(Records excerpted from a collection)
+++++

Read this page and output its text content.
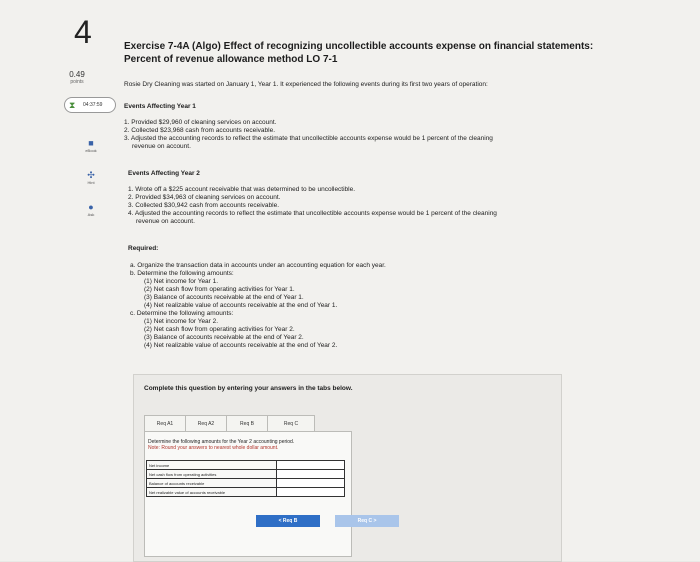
4
0.49
points
⧗ 04:37:59
■
eBook
✣
Hint
●
Ask
Exercise 7-4A (Algo) Effect of recognizing uncollectible accounts expense on financial statements: Percent of revenue allowance method LO 7-1
Rosie Dry Cleaning was started on January 1, Year 1. It experienced the following events during its first two years of operation:
Events Affecting Year 1
1. Provided $29,960 of cleaning services on account.
2. Collected $23,968 cash from accounts receivable.
3. Adjusted the accounting records to reflect the estimate that uncollectible accounts expense would be 1 percent of the cleaning
revenue on account.
Events Affecting Year 2
1. Wrote off a $225 account receivable that was determined to be uncollectible.
2. Provided $34,963 of cleaning services on account.
3. Collected $30,942 cash from accounts receivable.
4. Adjusted the accounting records to reflect the estimate that uncollectible accounts expense would be 1 percent of the cleaning
revenue on account.
Required:
a. Organize the transaction data in accounts under an accounting equation for each year.
b. Determine the following amounts:
(1) Net income for Year 1.
(2) Net cash flow from operating activities for Year 1.
(3) Balance of accounts receivable at the end of Year 1.
(4) Net realizable value of accounts receivable at the end of Year 1.
c. Determine the following amounts:
(1) Net income for Year 2.
(2) Net cash flow from operating activities for Year 2.
(3) Balance of accounts receivable at the end of Year 2.
(4) Net realizable value of accounts receivable at the end of Year 2.
Complete this question by entering your answers in the tabs below.
Req A1	Req A2	Req B	Req C
Determine the following amounts for the Year 2 accounting period.
Note: Round your answers to nearest whole dollar amount.
Net income	
Net cash flow from operating activities	
Balance of accounts receivable	
Net realizable value of accounts receivable	
< Req B	Req C >
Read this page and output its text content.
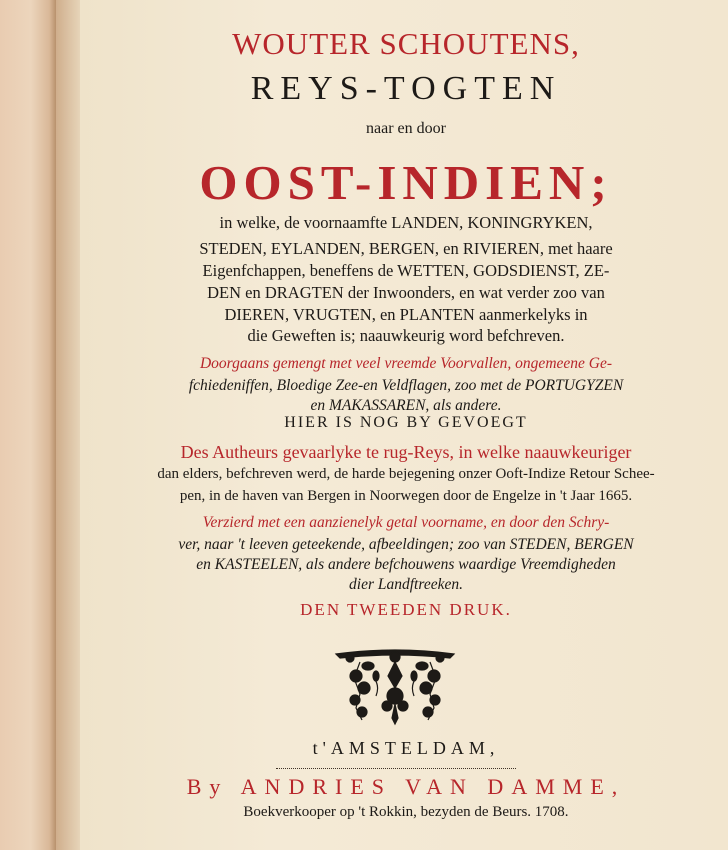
WOUTER SCHOUTENS,
REYS-TOGTEN
naar en door
OOST-INDIEN;
in welke, de voornaamfte LANDEN, KONINGRYKEN,
STEDEN, EYLANDEN, BERGEN, en RIVIEREN, met haare
Eigenfchappen, beneffens de WETTEN, GODSDIENST, ZE-
DEN en DRAGTEN der Inwoonders, en wat verder zoo van
DIEREN, VRUGTEN, en PLANTEN aanmerkelyks in
die Geweften is; naauwkeurig word befchreven.
Doorgaans gemengt met veel vreemde Voorvallen, ongemeene Ge-
fchiedeniffen, Bloedige Zee-en Veldflagen, zoo met de PORTUGYZEN
en MAKASSAREN, als andere.
HIER IS NOG BY GEVOEGT
Des Autheurs gevaarlyke te rug-Reys, in welke naauwkeuriger
dan elders, befchreven werd, de harde bejegening onzer Ooft-Indize Retour Schee-
pen, in de haven van Bergen in Noorwegen door de Engelze in 't Jaar 1665.
Verzierd met een aanzienelyk getal voorname, en door den Schry-
ver, naar 't leeven geteekende, afbeeldingen; zoo van STEDEN, BERGEN
en KASTEELEN, als andere befchouwens waardige Vreemdigheden
dier Landftreeken.
DEN TWEEDEN DRUK.
t'AMSTELDAM,
By ANDRIES VAN DAMME,
Boekverkooper op 't Rokkin, bezyden de Beurs. 1708.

+++++

▶ Aim of the exercise:
How many lines of the listing include the string "Affecting"? Answer with the number alone.

▶ Answer to the task:
2